▸ TO BE DONE
All records must be quoted exactly. Omit the pictures.

▽

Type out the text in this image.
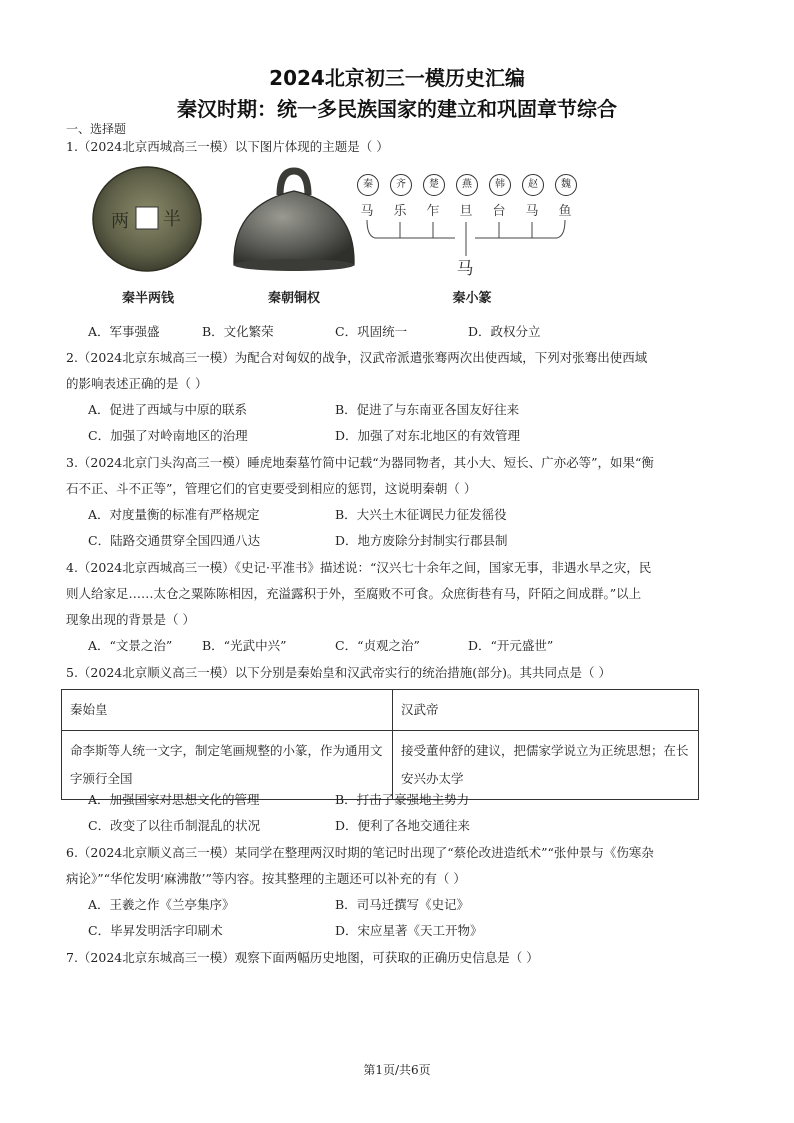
2024北京初三一模历史汇编
秦汉时期：统一多民族国家的建立和巩固章节综合
一、选择题
1.（2024北京西城高三一模）以下图片体现的主题是（ ）
两 半
秦半两钱	秦朝铜权
秦	齐	楚	燕	韩	赵	魏
马	乐	乍	旦	台	马	鱼
马
秦小篆
A．军事强盛	B．文化繁荣	C．巩固统一	D．政权分立
2.（2024北京东城高三一模）为配合对匈奴的战争，汉武帝派遣张骞两次出使西域，下列对张骞出使西域
的影响表述正确的是（ ）
A．促进了西域与中原的联系	B．促进了与东南亚各国友好往来
C．加强了对岭南地区的治理	D．加强了对东北地区的有效管理
3.（2024北京门头沟高三一模）睡虎地秦墓竹简中记载“为器同物者，其小大、短长、广亦必等”，如果“衡
石不正、斗不正等”，管理它们的官吏要受到相应的惩罚，这说明秦朝（ ）
A．对度量衡的标准有严格规定	B．大兴土木征调民力征发徭役
C．陆路交通贯穿全国四通八达	D．地方废除分封制实行郡县制
4.（2024北京西城高三一模）《史记·平准书》描述说：“汉兴七十余年之间，国家无事，非遇水旱之灾，民
则人给家足……太仓之粟陈陈相因，充溢露积于外，至腐败不可食。众庶街巷有马，阡陌之间成群。”以上
现象出现的背景是（ ）
A．“文景之治” B．“光武中兴”	C．“贞观之治”	D．“开元盛世”
5.（2024北京顺义高三一模）以下分别是秦始皇和汉武帝实行的统治措施(部分)。其共同点是（ ）
秦始皇	汉武帝
命李斯等人统一文字，制定笔画规整的小篆，作为通用文字颁行全国	接受董仲舒的建议，把儒家学说立为正统思想；在长安兴办太学
A．加强国家对思想文化的管理	B．打击了豪强地主势力
C．改变了以往币制混乱的状况	D．便利了各地交通往来
6.（2024北京顺义高三一模）某同学在整理两汉时期的笔记时出现了“蔡伦改进造纸术”“张仲景与《伤寒杂
病论》”“华佗发明‘麻沸散’”等内容。按其整理的主题还可以补充的有（ ）
A．王羲之作《兰亭集序》	B．司马迁撰写《史记》
C．毕昇发明活字印刷术	D．宋应星著《天工开物》
7.（2024北京东城高三一模）观察下面两幅历史地图，可获取的正确历史信息是（ ）
第1页/共6页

△

▸ EXERCISE RESULT
Type out the text in this image.
2024北京初三一模历史汇编
秦汉时期：统一多民族国家的建立和巩固章节综合
一、选择题
1.（2024北京西城高三一模）以下图片体现的主题是（ ）
两 半
秦半两钱	秦朝铜权
秦	齐	楚	燕	韩	赵	魏
马	乐	乍	旦	台	马	鱼
马
秦小篆
A．军事强盛	B．文化繁荣	C．巩固统一	D．政权分立
2.（2024北京东城高三一模）为配合对匈奴的战争，汉武帝派遣张骞两次出使西域，下列对张骞出使西域
的影响表述正确的是（ ）
A．促进了西域与中原的联系	B．促进了与东南亚各国友好往来
C．加强了对岭南地区的治理	D．加强了对东北地区的有效管理
3.（2024北京门头沟高三一模）睡虎地秦墓竹简中记载“为器同物者，其小大、短长、广亦必等”，如果“衡
石不正、斗不正等”，管理它们的官吏要受到相应的惩罚，这说明秦朝（ ）
A．对度量衡的标准有严格规定	B．大兴土木征调民力征发徭役
C．陆路交通贯穿全国四通八达	D．地方废除分封制实行郡县制
4.（2024北京西城高三一模）《史记·平准书》描述说：“汉兴七十余年之间，国家无事，非遇水旱之灾，民
则人给家足……太仓之粟陈陈相因，充溢露积于外，至腐败不可食。众庶街巷有马，阡陌之间成群。”以上
现象出现的背景是（ ）
A．“文景之治” B．“光武中兴”	C．“贞观之治”	D．“开元盛世”
5.（2024北京顺义高三一模）以下分别是秦始皇和汉武帝实行的统治措施(部分)。其共同点是（ ）
秦始皇	汉武帝
命李斯等人统一文字，制定笔画规整的小篆，作为通用文字颁行全国	接受董仲舒的建议，把儒家学说立为正统思想；在长安兴办太学
A．加强国家对思想文化的管理	B．打击了豪强地主势力
C．改变了以往币制混乱的状况	D．便利了各地交通往来
6.（2024北京顺义高三一模）某同学在整理两汉时期的笔记时出现了“蔡伦改进造纸术”“张仲景与《伤寒杂
病论》”“华佗发明‘麻沸散’”等内容。按其整理的主题还可以补充的有（ ）
A．王羲之作《兰亭集序》	B．司马迁撰写《史记》
C．毕昇发明活字印刷术	D．宋应星著《天工开物》
7.（2024北京东城高三一模）观察下面两幅历史地图，可获取的正确历史信息是（ ）
第1页/共6页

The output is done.